## Documento di partenza
Le scarpe della sposa

Al pari dell’abito, le scarpe occupano un ruolo di primissimo piano.

Un ruolo piuttosto difficile, perché oltre ad essere belle, devono anche essere comode, ed oltre ad essere comode devono anche essere “approvate” dal galateo! Ecco qualche consiglio per scegliere bene e volare verso l’altare con passo sicuro.

  1. Calze sì o calze no. Prima ancora delle scarpe bisogna affrontare la questione dei collant che, secondo il Galateo, andrebbero indossati sempre a una cerimonia. Ma si può fare eccezione in due casi: se avete optato per un sandalo o per una decolleté spuntata; se la cerimonia è celebrata in piena estate. Perché essere a proprio agio nei prori panni vale forse più del galateo.
  2. Aperte o chiuse. La decolleté chiusa è la scelta più classica, ed anche quella “incriticabile”, perché adatta a qualsiasi stagione e a qualsiasi location. Una scarpa chiusa sul davanti, bianca e non troppo alta. Sandali e scarpe aperte sono però utilizzabili durante la bella stagione o per un matrimonio sulla spiaggia.
  3. Colore? Osare una scarpa colorata è possibile a patto che il colore scelto riprenda in qualche modo le tonalità utilizzate per il bouquet o per gli addobbi della cerimonia. Inoltre se azzardate il colore abbiate cura di scegliere una scarpa di una sola tonalità e piuttosto semplice.
  4. Il terreno. Probabilmente non vi toccherà nessuno “sterrato”, ma se il rinfresco è all’aperto potrebbe toccarvi camminare sull’erba nella quale i tacchi… sprofondano! Perciò prima di scegliere la scarpa che fa per voi pensate bene alla location che vi ospiterà: magari potreste accantonare lo stiletto per un tacco più grosso o per una zeppa.
  5. Novità: metallo (e gioiello). Una tendenza piuttosto nuova propone per il matrimonio un sandalo-gioiello o comunque una scarpa semplice ma di colore metallizzato. Per almeno due motivi: per dare un tocco prezioso all’outfit e per evitare il bianco, ma senza buttarsi necessariamente sul colore.
  6. I modelli. E infine una breve carrellata sui modelli possibili
    • Peep Toe, o Open Toe: è la scarpa classica ma aperta in punta. Molto di moda, ha un fascino discreto adatto alle più e alle meno giovani. Da portare solo nei periodi in cui si può evitare il collant.

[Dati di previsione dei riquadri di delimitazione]
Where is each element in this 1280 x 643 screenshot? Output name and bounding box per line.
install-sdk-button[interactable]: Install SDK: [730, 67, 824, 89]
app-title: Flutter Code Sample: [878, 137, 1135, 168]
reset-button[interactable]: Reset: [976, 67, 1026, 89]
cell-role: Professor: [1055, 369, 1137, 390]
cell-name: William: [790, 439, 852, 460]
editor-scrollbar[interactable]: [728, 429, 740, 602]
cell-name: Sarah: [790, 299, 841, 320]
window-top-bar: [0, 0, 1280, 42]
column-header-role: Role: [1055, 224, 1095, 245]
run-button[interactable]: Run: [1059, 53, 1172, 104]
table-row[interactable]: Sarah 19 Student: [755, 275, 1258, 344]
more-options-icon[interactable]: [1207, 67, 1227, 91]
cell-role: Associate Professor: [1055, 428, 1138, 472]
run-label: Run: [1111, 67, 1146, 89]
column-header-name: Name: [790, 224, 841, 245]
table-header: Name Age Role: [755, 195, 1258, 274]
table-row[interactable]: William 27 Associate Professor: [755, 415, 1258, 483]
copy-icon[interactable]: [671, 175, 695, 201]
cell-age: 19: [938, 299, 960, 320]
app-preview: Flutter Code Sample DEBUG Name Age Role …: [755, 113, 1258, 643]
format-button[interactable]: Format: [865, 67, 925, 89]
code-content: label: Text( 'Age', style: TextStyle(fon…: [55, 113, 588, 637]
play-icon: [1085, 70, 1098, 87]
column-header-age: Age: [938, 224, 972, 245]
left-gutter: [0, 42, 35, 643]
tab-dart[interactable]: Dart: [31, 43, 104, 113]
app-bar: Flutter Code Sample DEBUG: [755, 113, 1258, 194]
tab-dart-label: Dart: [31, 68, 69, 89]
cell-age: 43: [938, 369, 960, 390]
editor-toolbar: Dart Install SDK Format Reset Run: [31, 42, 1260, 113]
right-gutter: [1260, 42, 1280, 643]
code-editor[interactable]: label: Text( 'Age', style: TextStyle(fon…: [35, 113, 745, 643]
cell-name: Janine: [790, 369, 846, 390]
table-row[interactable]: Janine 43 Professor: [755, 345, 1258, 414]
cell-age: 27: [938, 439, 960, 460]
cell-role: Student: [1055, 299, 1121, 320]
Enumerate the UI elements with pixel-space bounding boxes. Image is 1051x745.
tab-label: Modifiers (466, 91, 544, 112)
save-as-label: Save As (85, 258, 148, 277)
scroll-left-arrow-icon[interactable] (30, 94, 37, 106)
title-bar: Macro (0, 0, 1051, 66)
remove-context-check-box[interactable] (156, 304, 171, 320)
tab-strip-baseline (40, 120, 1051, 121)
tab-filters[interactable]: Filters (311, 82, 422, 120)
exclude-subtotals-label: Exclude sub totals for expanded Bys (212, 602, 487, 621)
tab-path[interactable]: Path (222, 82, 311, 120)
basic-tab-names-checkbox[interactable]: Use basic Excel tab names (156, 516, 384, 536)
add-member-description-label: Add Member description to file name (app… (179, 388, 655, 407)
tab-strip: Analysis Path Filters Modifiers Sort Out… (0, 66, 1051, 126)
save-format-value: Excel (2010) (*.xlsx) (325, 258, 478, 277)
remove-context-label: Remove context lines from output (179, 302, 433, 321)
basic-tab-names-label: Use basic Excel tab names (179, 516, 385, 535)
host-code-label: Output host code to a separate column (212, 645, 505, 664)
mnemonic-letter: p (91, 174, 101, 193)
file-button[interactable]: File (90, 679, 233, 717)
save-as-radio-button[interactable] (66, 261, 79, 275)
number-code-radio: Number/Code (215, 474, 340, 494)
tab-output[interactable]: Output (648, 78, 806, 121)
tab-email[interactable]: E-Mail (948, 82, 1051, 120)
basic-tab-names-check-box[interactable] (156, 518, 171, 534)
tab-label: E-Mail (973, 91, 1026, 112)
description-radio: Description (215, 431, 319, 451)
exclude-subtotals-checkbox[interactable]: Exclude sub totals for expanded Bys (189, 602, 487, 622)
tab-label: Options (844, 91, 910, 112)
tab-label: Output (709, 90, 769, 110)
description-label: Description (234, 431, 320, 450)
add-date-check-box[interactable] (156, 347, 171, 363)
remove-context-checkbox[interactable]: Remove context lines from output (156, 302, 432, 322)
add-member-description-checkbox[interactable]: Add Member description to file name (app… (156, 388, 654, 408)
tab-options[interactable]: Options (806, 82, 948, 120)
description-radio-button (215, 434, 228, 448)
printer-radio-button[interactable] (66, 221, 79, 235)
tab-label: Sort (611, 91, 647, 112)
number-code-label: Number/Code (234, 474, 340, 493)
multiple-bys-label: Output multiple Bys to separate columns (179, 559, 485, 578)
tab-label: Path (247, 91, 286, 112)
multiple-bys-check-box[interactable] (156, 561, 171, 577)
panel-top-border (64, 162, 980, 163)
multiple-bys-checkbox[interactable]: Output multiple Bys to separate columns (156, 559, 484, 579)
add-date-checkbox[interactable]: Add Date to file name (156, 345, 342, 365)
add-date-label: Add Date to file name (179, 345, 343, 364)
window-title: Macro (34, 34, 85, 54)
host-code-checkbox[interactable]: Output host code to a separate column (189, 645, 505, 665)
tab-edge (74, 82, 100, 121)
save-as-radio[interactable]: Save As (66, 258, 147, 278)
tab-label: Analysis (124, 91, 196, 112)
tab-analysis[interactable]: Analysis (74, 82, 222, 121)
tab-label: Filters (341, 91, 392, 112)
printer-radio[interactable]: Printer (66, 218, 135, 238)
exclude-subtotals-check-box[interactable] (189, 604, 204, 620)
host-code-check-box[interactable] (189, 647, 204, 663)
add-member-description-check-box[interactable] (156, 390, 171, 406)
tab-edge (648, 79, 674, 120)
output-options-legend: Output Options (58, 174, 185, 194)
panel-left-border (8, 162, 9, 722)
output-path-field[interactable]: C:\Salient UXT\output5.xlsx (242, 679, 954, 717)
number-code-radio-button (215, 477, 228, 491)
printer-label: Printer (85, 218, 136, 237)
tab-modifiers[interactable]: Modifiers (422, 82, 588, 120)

## Cosa fare
Secondo il testo sulle scarpe della sposa, in quali due casi si può fare eccezione all'obbligo dei collant?

## Risultato
Se si è scelto un sandalo o una decolleté spuntata, oppure se la cerimonia è celebrata in piena estate.